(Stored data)
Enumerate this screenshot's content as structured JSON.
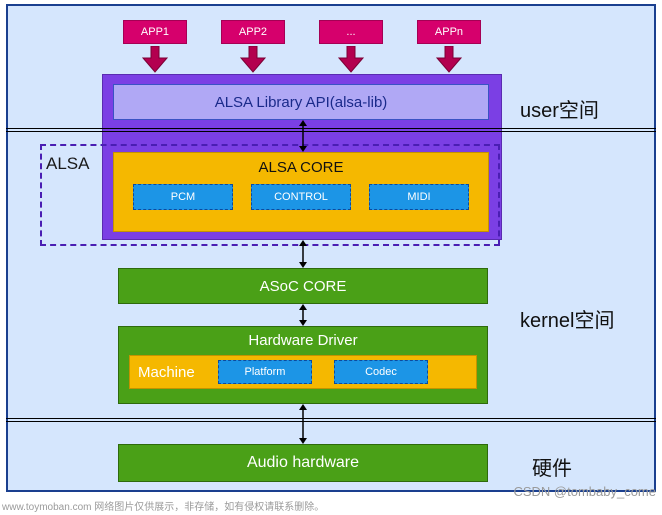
{
  "apps": [
    "APP1",
    "APP2",
    "...",
    "APPn"
  ],
  "alsa_region_label": "ALSA",
  "library_api": "ALSA Library API(alsa-lib)",
  "alsa_core": {
    "title": "ALSA CORE",
    "modules": [
      "PCM",
      "CONTROL",
      "MIDI"
    ]
  },
  "asoc_core": "ASoC CORE",
  "hardware_driver": {
    "title": "Hardware Driver",
    "machine_label": "Machine",
    "modules": [
      "Platform",
      "Codec"
    ]
  },
  "audio_hardware": "Audio hardware",
  "sections": {
    "user_space": "user空间",
    "kernel_space": "kernel空间",
    "hardware": "硬件"
  },
  "watermark_left": "www.toymoban.com  网络图片仅供展示，非存储，如有侵权请联系删除。",
  "watermark_right": "CSDN @tombaby_come",
  "colors": {
    "canvas_bg": "#d5e6fd",
    "app_bg": "#d6006c",
    "purple_bg": "#7b3fe4",
    "lib_bg": "#b0a8f5",
    "yellow_bg": "#f5b800",
    "blue_mod_bg": "#1c95e6",
    "green_bg": "#4aa017"
  }
}
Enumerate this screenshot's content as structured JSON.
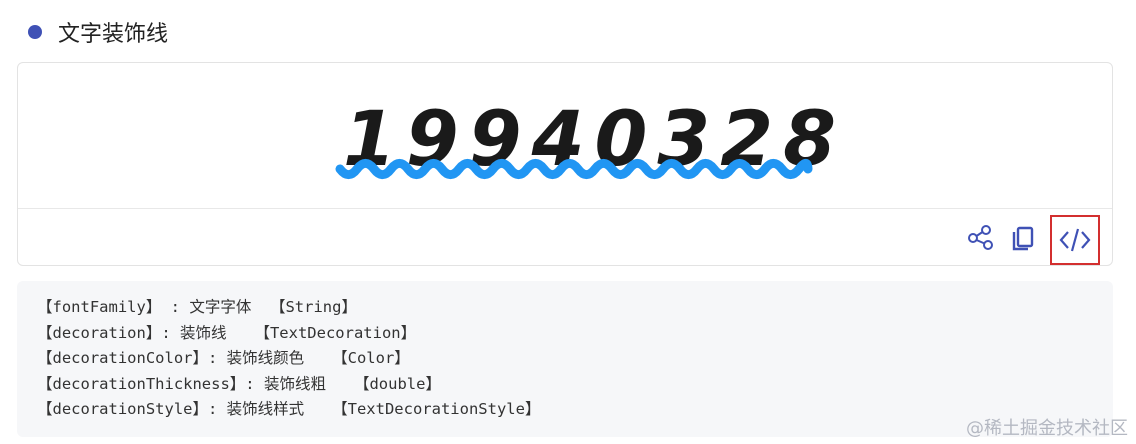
{
  "section": {
    "title": "文字装饰线",
    "accent_color": "#3f51b5"
  },
  "demo": {
    "text": "19940328",
    "decoration": "wavy underline",
    "decoration_color": "#2196f3",
    "text_color": "#1a1a1a"
  },
  "toolbar": {
    "icons": [
      "share-icon",
      "copy-icon",
      "code-icon"
    ],
    "icon_color": "#3f51b5",
    "highlight_color": "#d32f2f"
  },
  "properties": [
    "【fontFamily】 : 文字字体  【String】",
    "【decoration】: 装饰线   【TextDecoration】",
    "【decorationColor】: 装饰线颜色   【Color】",
    "【decorationThickness】: 装饰线粗   【double】",
    "【decorationStyle】: 装饰线样式   【TextDecorationStyle】"
  ],
  "watermark": "@稀土掘金技术社区"
}
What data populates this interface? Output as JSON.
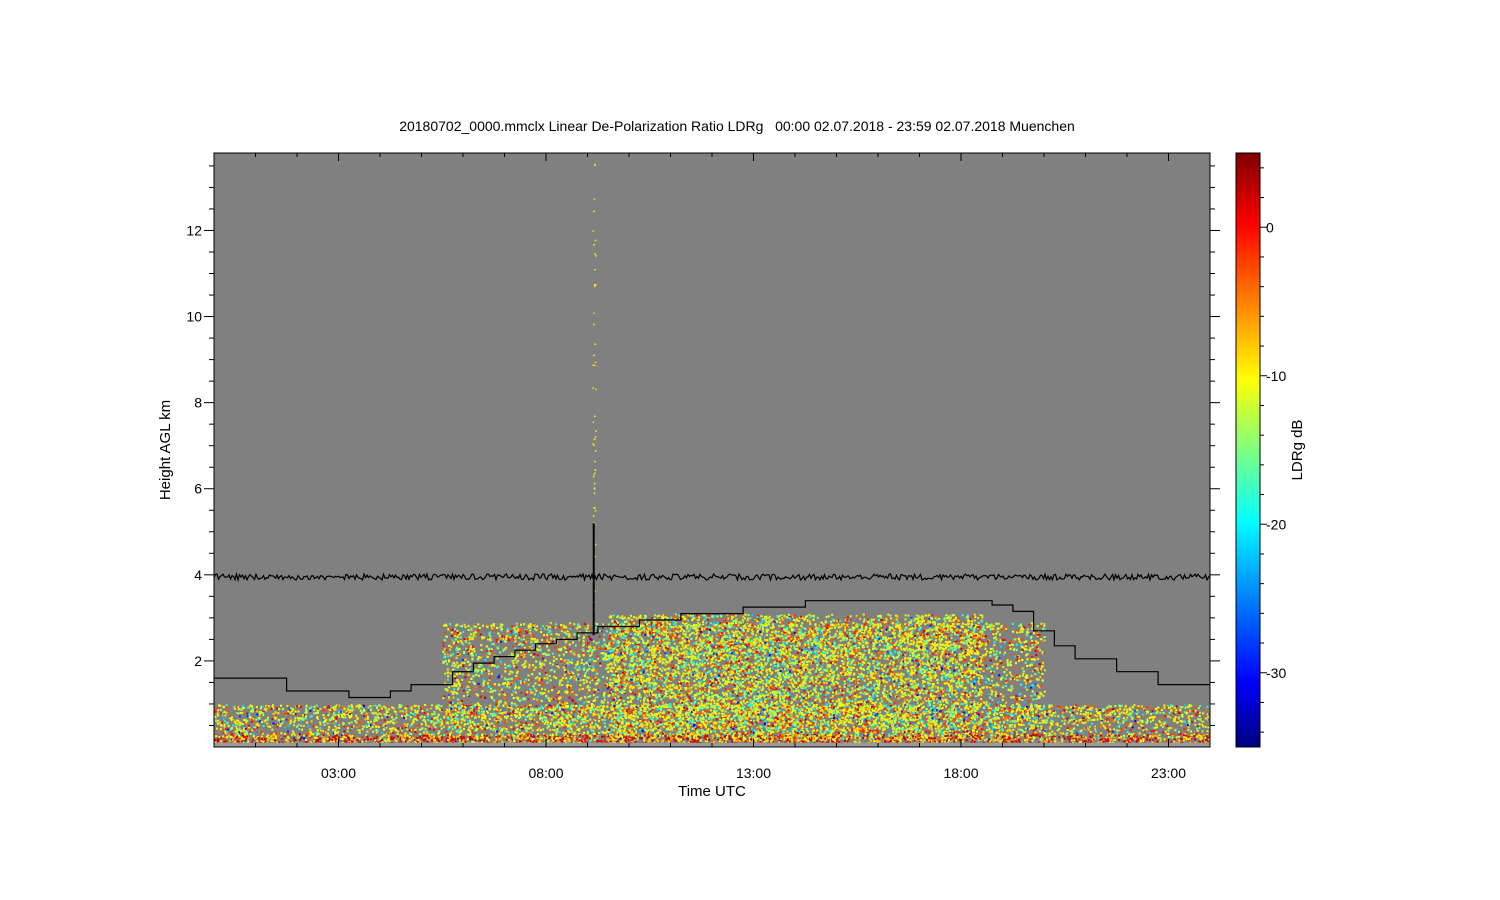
{
  "chart_data": {
    "type": "heatmap",
    "title": "20180702_0000.mmclx Linear De-Polarization Ratio LDRg   00:00 02.07.2018 - 23:59 02.07.2018 Muenchen",
    "xlabel": "Time UTC",
    "ylabel": "Height AGL km",
    "x_unit": "hours UTC",
    "xlim": [
      0,
      24
    ],
    "ylim": [
      0,
      13.8
    ],
    "x_ticks": [
      {
        "value": 3,
        "label": "03:00"
      },
      {
        "value": 8,
        "label": "08:00"
      },
      {
        "value": 13,
        "label": "13:00"
      },
      {
        "value": 18,
        "label": "18:00"
      },
      {
        "value": 23,
        "label": "23:00"
      }
    ],
    "y_ticks": [
      {
        "value": 2,
        "label": "2"
      },
      {
        "value": 4,
        "label": "4"
      },
      {
        "value": 6,
        "label": "6"
      },
      {
        "value": 8,
        "label": "8"
      },
      {
        "value": 10,
        "label": "10"
      },
      {
        "value": 12,
        "label": "12"
      }
    ],
    "background_color": "#808080",
    "colorbar": {
      "label": "LDRg dB",
      "range": [
        -35,
        5
      ],
      "ticks": [
        {
          "value": 0,
          "label": "0"
        },
        {
          "value": -10,
          "label": "-10"
        },
        {
          "value": -20,
          "label": "-20"
        },
        {
          "value": -30,
          "label": "-30"
        }
      ],
      "colormap": [
        "#00007f",
        "#0000ff",
        "#0080ff",
        "#00ffff",
        "#80ff80",
        "#ffff00",
        "#ff8000",
        "#ff0000",
        "#7f0000"
      ]
    },
    "series": [
      {
        "type": "step",
        "color": "#000000",
        "points": [
          [
            0,
            1.6
          ],
          [
            1.75,
            1.3
          ],
          [
            3.25,
            1.15
          ],
          [
            4.25,
            1.3
          ],
          [
            4.75,
            1.45
          ],
          [
            5.75,
            1.75
          ],
          [
            6.25,
            1.95
          ],
          [
            6.75,
            2.1
          ],
          [
            7.25,
            2.25
          ],
          [
            7.75,
            2.4
          ],
          [
            8.25,
            2.5
          ],
          [
            8.75,
            2.65
          ],
          [
            9.25,
            2.8
          ],
          [
            10.25,
            2.95
          ],
          [
            11.25,
            3.1
          ],
          [
            12.75,
            3.25
          ],
          [
            14.25,
            3.4
          ],
          [
            18.75,
            3.3
          ],
          [
            19.25,
            3.15
          ],
          [
            19.75,
            2.7
          ],
          [
            20.25,
            2.35
          ],
          [
            20.75,
            2.05
          ],
          [
            21.75,
            1.75
          ],
          [
            22.75,
            1.45
          ],
          [
            24,
            1.45
          ]
        ]
      },
      {
        "type": "line",
        "color": "#000000",
        "height_km": 3.95
      }
    ],
    "spike": {
      "time_h": 9.15,
      "top_km": 5.2
    },
    "echo_regions": [
      {
        "x0": 0,
        "x1": 24,
        "top_km": 1.0,
        "dominant_db": -10
      },
      {
        "x0": 5.5,
        "x1": 20,
        "top_km": 2.9,
        "dominant_db": -10
      },
      {
        "x0": 9.5,
        "x1": 18.5,
        "top_km": 3.1,
        "dominant_db": -12
      }
    ]
  }
}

*Task objective*:
Make an exact copy of the listing above. Do not include the pictures.

*Solution*:
Enumerate this screenshot's content as structured JSON.
{
  "apps": [
    "APP1",
    "APP2",
    "...",
    "APPn"
  ],
  "alsa_region_label": "ALSA",
  "library_api": "ALSA Library API(alsa-lib)",
  "alsa_core": {
    "title": "ALSA CORE",
    "modules": [
      "PCM",
      "CONTROL",
      "MIDI"
    ]
  },
  "asoc_core": "ASoC CORE",
  "hardware_driver": {
    "title": "Hardware Driver",
    "machine_label": "Machine",
    "modules": [
      "Platform",
      "Codec"
    ]
  },
  "audio_hardware": "Audio hardware",
  "sections": {
    "user_space": "user空间",
    "kernel_space": "kernel空间",
    "hardware": "硬件"
  },
  "watermark_left": "www.toymoban.com  网络图片仅供展示，非存储，如有侵权请联系删除。",
  "watermark_right": "CSDN @tombaby_come",
  "colors": {
    "canvas_bg": "#d5e6fd",
    "app_bg": "#d6006c",
    "purple_bg": "#7b3fe4",
    "lib_bg": "#b0a8f5",
    "yellow_bg": "#f5b800",
    "blue_mod_bg": "#1c95e6",
    "green_bg": "#4aa017"
  }
}
Enumerate this screenshot's content as structured JSON.
{
  "section": {
    "title": "文字装饰线",
    "accent_color": "#3f51b5"
  },
  "demo": {
    "text": "19940328",
    "decoration": "wavy underline",
    "decoration_color": "#2196f3",
    "text_color": "#1a1a1a"
  },
  "toolbar": {
    "icons": [
      "share-icon",
      "copy-icon",
      "code-icon"
    ],
    "icon_color": "#3f51b5",
    "highlight_color": "#d32f2f"
  },
  "properties": [
    "【fontFamily】 : 文字字体  【String】",
    "【decoration】: 装饰线   【TextDecoration】",
    "【decorationColor】: 装饰线颜色   【Color】",
    "【decorationThickness】: 装饰线粗   【double】",
    "【decorationStyle】: 装饰线样式   【TextDecorationStyle】"
  ],
  "watermark": "@稀土掘金技术社区"
}
What data populates this interface? Output as JSON.
{
  "chart_data": {
    "type": "heatmap",
    "title": "20180702_0000.mmclx Linear De-Polarization Ratio LDRg   00:00 02.07.2018 - 23:59 02.07.2018 Muenchen",
    "xlabel": "Time UTC",
    "ylabel": "Height AGL km",
    "x_unit": "hours UTC",
    "xlim": [
      0,
      24
    ],
    "ylim": [
      0,
      13.8
    ],
    "x_ticks": [
      {
        "value": 3,
        "label": "03:00"
      },
      {
        "value": 8,
        "label": "08:00"
      },
      {
        "value": 13,
        "label": "13:00"
      },
      {
        "value": 18,
        "label": "18:00"
      },
      {
        "value": 23,
        "label": "23:00"
      }
    ],
    "y_ticks": [
      {
        "value": 2,
        "label": "2"
      },
      {
        "value": 4,
        "label": "4"
      },
      {
        "value": 6,
        "label": "6"
      },
      {
        "value": 8,
        "label": "8"
      },
      {
        "value": 10,
        "label": "10"
      },
      {
        "value": 12,
        "label": "12"
      }
    ],
    "background_color": "#808080",
    "colorbar": {
      "label": "LDRg dB",
      "range": [
        -35,
        5
      ],
      "ticks": [
        {
          "value": 0,
          "label": "0"
        },
        {
          "value": -10,
          "label": "-10"
        },
        {
          "value": -20,
          "label": "-20"
        },
        {
          "value": -30,
          "label": "-30"
        }
      ],
      "colormap": [
        "#00007f",
        "#0000ff",
        "#0080ff",
        "#00ffff",
        "#80ff80",
        "#ffff00",
        "#ff8000",
        "#ff0000",
        "#7f0000"
      ]
    },
    "series": [
      {
        "type": "step",
        "color": "#000000",
        "points": [
          [
            0,
            1.6
          ],
          [
            1.75,
            1.3
          ],
          [
            3.25,
            1.15
          ],
          [
            4.25,
            1.3
          ],
          [
            4.75,
            1.45
          ],
          [
            5.75,
            1.75
          ],
          [
            6.25,
            1.95
          ],
          [
            6.75,
            2.1
          ],
          [
            7.25,
            2.25
          ],
          [
            7.75,
            2.4
          ],
          [
            8.25,
            2.5
          ],
          [
            8.75,
            2.65
          ],
          [
            9.25,
            2.8
          ],
          [
            10.25,
            2.95
          ],
          [
            11.25,
            3.1
          ],
          [
            12.75,
            3.25
          ],
          [
            14.25,
            3.4
          ],
          [
            18.75,
            3.3
          ],
          [
            19.25,
            3.15
          ],
          [
            19.75,
            2.7
          ],
          [
            20.25,
            2.35
          ],
          [
            20.75,
            2.05
          ],
          [
            21.75,
            1.75
          ],
          [
            22.75,
            1.45
          ],
          [
            24,
            1.45
          ]
        ]
      },
      {
        "type": "line",
        "color": "#000000",
        "height_km": 3.95
      }
    ],
    "spike": {
      "time_h": 9.15,
      "top_km": 5.2
    },
    "echo_regions": [
      {
        "x0": 0,
        "x1": 24,
        "top_km": 1.0,
        "dominant_db": -10
      },
      {
        "x0": 5.5,
        "x1": 20,
        "top_km": 2.9,
        "dominant_db": -10
      },
      {
        "x0": 9.5,
        "x1": 18.5,
        "top_km": 3.1,
        "dominant_db": -12
      }
    ]
  }
}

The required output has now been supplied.